• **Problem statement**
Extract each line containing the string "Чтобы".

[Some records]

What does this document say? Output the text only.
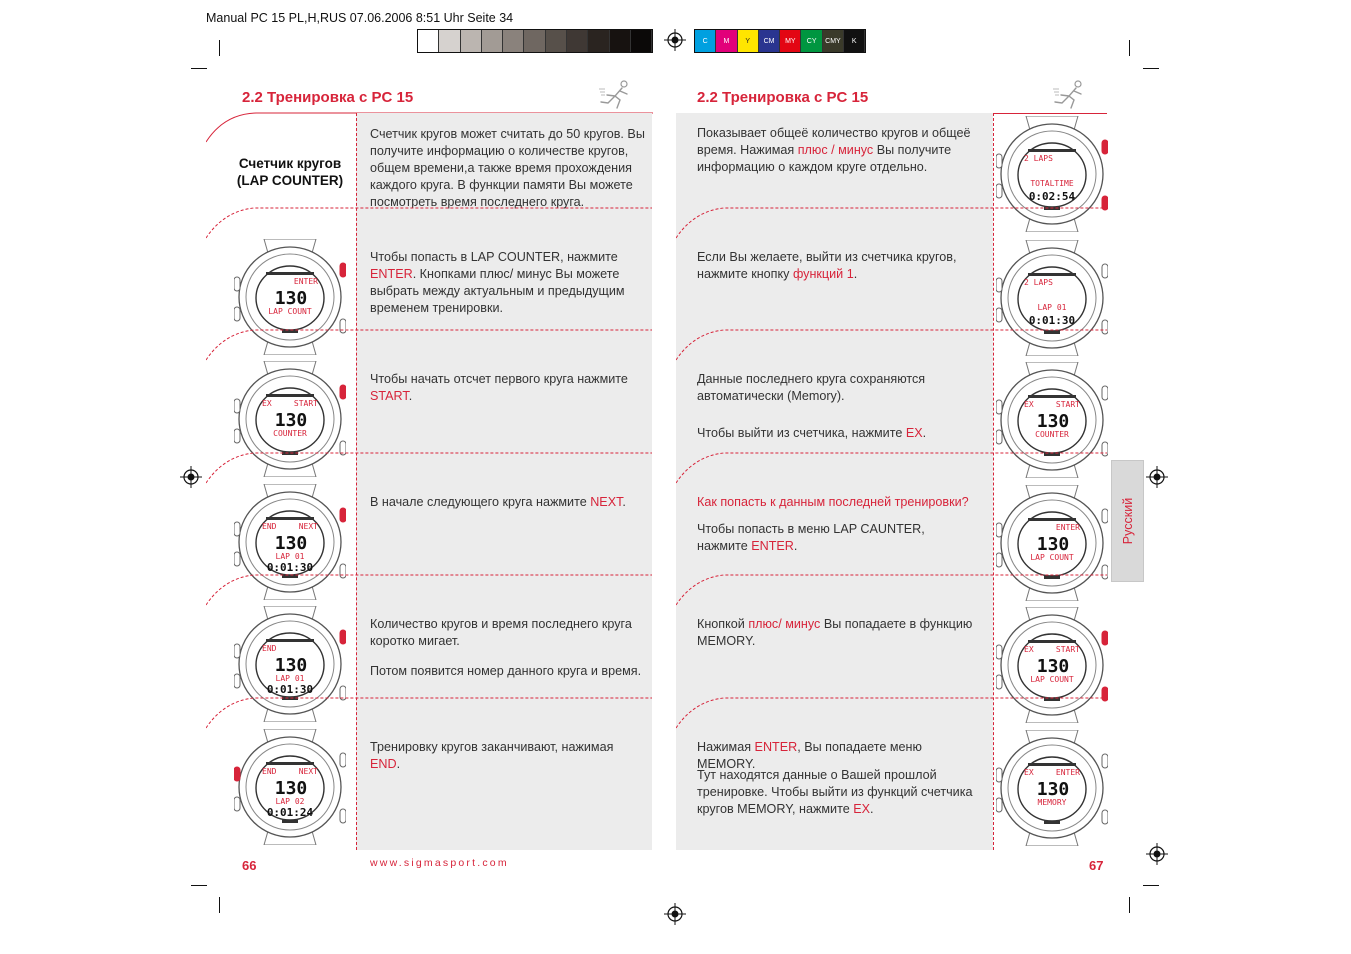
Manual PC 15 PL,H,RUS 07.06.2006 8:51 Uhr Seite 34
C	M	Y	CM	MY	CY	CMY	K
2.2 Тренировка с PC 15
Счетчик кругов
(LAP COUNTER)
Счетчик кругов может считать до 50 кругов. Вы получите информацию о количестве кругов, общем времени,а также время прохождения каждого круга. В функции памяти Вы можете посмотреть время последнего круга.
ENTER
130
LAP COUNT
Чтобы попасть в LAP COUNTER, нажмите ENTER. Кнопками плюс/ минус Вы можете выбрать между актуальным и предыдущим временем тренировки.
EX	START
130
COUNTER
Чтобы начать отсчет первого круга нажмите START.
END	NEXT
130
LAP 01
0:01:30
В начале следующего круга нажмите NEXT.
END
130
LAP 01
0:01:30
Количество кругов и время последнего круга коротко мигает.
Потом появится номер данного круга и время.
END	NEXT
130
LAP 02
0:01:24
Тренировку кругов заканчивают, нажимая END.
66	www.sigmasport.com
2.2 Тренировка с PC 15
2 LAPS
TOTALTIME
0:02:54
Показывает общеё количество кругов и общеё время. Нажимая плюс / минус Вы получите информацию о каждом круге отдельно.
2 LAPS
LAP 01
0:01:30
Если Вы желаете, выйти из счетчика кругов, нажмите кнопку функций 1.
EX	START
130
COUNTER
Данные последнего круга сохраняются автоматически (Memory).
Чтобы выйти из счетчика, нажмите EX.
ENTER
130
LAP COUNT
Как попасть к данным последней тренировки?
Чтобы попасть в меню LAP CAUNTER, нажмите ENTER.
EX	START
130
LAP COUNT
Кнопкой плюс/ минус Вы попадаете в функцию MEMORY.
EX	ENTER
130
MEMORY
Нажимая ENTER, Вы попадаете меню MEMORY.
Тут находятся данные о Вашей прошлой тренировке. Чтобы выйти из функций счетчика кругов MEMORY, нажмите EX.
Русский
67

• **Output for this exercise**
Чтобы попасть в LAP COUNTER, нажмите ENTER. Кнопками плюс/ минус Вы можете выбрать между актуальным и предыдущим временем тренировки.
Чтобы начать отсчет первого круга нажмите START.
Чтобы выйти из счетчика, нажмите EX.
Чтобы попасть в меню LAP CAUNTER, нажмите ENTER.
Тут находятся данные о Вашей прошлой тренировке. Чтобы выйти из функций счетчика кругов MEMORY, нажмите EX.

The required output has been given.